Recorded data:
>> Start

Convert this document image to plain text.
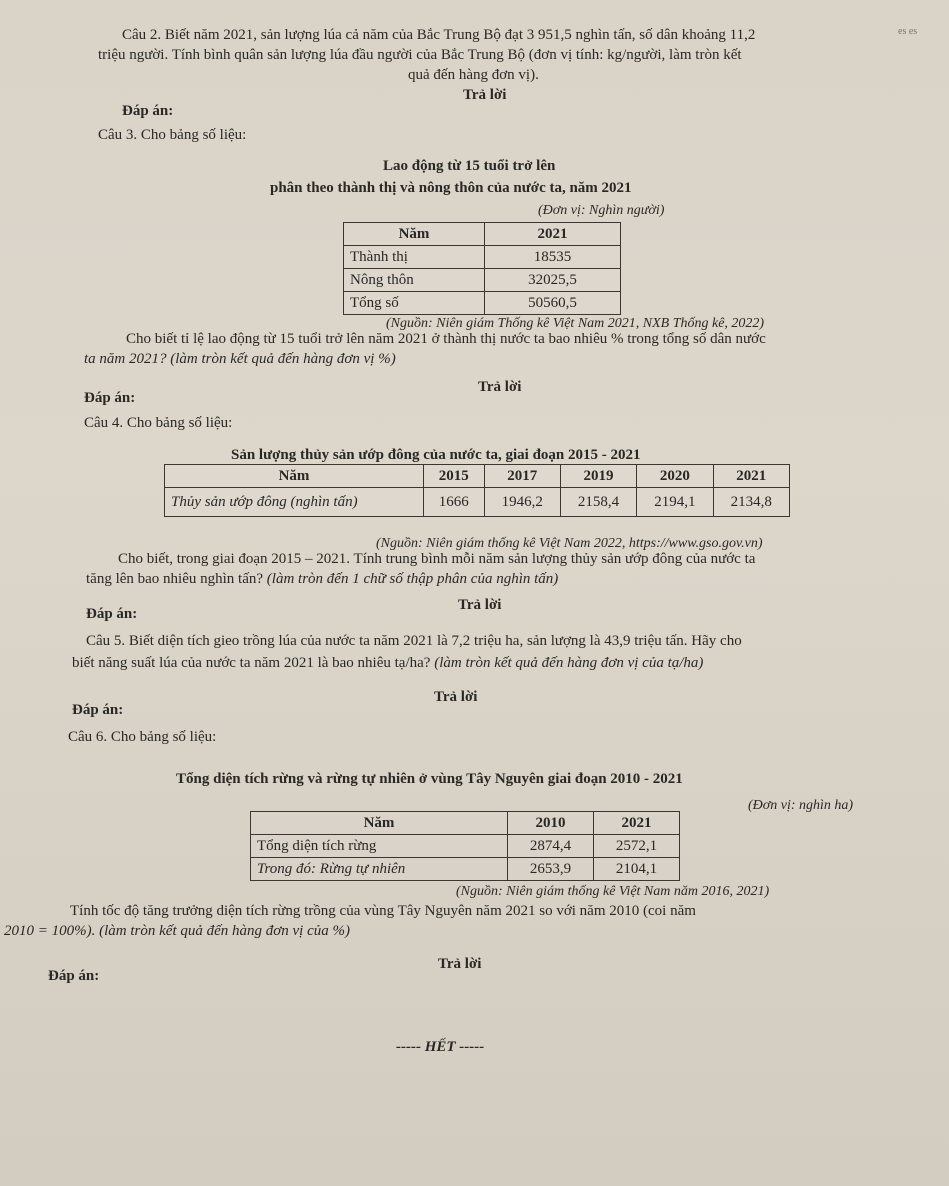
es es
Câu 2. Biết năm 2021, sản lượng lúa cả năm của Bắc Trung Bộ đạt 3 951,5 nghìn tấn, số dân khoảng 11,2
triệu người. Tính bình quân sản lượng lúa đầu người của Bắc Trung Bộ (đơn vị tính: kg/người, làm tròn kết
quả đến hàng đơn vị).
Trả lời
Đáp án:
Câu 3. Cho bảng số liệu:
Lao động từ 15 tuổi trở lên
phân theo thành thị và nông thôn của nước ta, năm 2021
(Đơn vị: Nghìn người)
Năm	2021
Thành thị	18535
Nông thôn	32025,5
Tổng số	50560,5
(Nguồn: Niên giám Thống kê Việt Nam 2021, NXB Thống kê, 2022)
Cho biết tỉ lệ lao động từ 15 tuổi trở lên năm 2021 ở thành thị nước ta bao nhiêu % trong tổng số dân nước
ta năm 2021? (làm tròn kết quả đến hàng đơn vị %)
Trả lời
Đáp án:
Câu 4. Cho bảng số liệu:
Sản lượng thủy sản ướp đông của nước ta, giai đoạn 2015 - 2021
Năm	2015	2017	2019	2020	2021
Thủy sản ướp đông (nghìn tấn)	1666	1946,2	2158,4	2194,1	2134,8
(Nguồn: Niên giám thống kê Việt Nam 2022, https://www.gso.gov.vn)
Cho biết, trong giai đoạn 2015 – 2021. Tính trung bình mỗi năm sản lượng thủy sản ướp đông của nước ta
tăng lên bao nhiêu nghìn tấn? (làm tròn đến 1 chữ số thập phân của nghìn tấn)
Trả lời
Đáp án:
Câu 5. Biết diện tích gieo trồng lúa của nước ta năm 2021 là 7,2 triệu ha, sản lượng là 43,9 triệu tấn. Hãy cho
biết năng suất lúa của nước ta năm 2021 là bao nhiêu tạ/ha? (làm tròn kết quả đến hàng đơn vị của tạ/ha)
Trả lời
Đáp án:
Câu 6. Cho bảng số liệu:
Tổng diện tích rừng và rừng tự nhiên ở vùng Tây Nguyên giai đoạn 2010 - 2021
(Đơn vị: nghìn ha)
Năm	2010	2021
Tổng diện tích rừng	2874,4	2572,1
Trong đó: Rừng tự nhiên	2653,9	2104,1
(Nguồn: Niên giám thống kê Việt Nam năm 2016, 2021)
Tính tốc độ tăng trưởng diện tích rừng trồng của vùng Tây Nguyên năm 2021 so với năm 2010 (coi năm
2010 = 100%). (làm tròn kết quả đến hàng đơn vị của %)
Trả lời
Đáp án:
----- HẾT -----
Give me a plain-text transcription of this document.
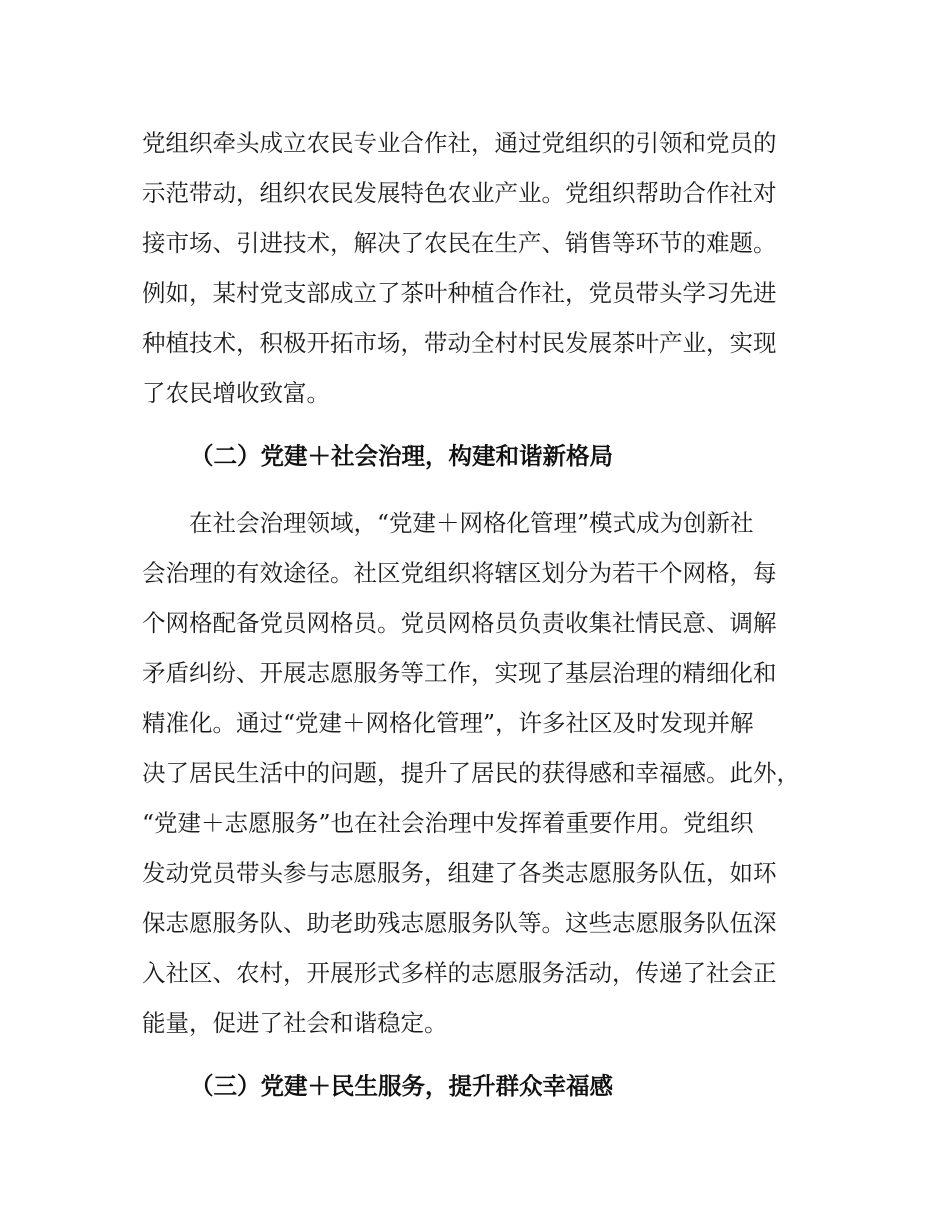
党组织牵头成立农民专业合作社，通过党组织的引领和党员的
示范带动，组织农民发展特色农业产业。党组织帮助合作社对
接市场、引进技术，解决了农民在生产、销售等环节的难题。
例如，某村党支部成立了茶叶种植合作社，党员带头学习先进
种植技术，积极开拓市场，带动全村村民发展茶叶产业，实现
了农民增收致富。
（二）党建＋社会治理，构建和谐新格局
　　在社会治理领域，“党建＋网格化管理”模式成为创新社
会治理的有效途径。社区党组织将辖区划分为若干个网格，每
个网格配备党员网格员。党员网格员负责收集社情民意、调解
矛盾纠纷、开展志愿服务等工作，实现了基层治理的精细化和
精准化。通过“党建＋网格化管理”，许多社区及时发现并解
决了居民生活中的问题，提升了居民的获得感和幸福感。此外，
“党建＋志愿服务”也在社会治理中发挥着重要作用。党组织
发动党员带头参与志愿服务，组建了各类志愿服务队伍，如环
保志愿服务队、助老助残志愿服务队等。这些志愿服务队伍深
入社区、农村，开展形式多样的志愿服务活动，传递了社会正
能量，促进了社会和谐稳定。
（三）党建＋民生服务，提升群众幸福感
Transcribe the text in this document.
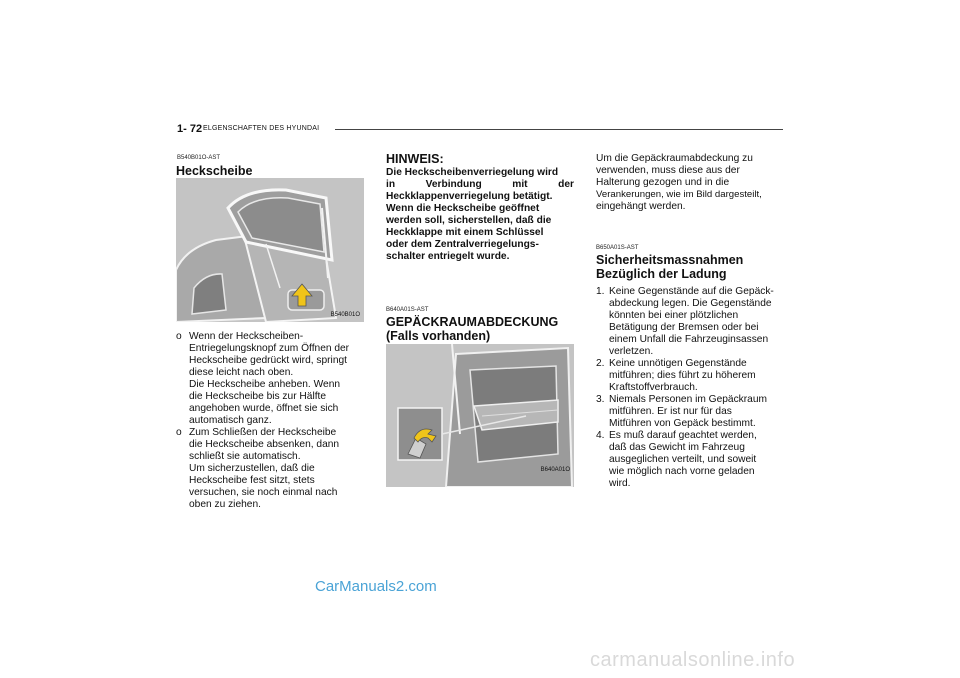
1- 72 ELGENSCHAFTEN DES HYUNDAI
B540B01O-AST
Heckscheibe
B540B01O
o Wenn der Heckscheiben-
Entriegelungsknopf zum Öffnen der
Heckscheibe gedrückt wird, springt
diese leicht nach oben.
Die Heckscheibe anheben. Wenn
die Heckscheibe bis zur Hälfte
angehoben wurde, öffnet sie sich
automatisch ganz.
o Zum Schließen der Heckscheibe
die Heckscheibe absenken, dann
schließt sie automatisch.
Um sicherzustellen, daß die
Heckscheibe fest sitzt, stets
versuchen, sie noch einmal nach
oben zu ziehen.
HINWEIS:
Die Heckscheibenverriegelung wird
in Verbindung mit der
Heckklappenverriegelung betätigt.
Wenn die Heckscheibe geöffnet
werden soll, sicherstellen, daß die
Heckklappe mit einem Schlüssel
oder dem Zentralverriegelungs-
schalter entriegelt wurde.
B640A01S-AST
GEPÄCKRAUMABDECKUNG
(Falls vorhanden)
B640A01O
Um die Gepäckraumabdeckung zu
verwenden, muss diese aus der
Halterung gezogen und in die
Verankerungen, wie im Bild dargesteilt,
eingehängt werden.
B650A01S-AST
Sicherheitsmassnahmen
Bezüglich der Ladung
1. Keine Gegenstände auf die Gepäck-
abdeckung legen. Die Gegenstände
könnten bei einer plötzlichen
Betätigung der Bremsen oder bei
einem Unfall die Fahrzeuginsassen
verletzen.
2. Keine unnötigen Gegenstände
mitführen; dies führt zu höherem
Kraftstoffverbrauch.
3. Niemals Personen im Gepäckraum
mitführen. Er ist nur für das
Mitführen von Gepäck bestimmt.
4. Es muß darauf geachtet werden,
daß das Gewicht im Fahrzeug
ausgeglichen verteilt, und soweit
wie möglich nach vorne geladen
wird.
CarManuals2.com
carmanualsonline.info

>> End
>> Start

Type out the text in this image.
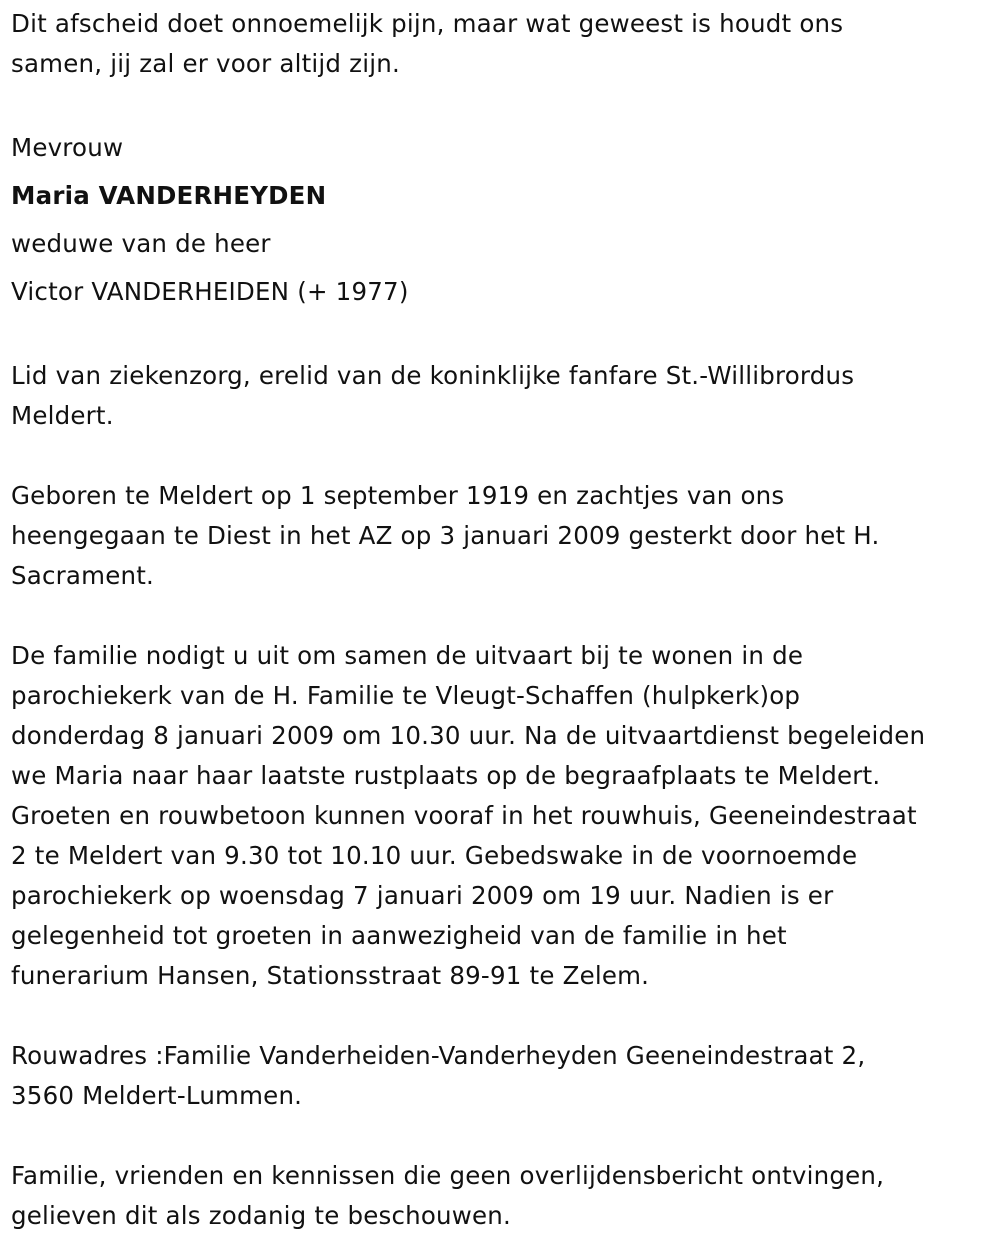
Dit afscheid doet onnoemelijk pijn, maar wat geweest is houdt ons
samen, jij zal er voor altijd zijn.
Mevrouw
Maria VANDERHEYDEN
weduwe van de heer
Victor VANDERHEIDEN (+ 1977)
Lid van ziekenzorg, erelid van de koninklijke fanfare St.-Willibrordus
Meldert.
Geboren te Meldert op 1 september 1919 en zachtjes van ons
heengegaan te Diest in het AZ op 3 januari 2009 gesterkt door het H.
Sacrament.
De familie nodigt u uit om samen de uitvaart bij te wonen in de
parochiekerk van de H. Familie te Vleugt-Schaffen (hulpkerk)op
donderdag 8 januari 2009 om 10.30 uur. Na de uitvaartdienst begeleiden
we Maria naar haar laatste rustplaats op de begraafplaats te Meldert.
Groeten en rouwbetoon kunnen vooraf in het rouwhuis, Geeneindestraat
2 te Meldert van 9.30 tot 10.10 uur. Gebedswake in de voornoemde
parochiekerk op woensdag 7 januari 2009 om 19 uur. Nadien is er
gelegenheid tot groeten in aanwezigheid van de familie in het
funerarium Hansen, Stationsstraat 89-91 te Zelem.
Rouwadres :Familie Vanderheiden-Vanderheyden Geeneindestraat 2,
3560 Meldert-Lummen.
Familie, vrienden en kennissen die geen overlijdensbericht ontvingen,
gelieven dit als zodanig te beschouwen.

>> End

* **Description of the task**
Gather each line from the entries above that includes the word "parochiekerk".

* **Problem solution**
parochiekerk van de H. Familie te Vleugt-Schaffen (hulpkerk)op
parochiekerk op woensdag 7 januari 2009 om 19 uur. Nadien is er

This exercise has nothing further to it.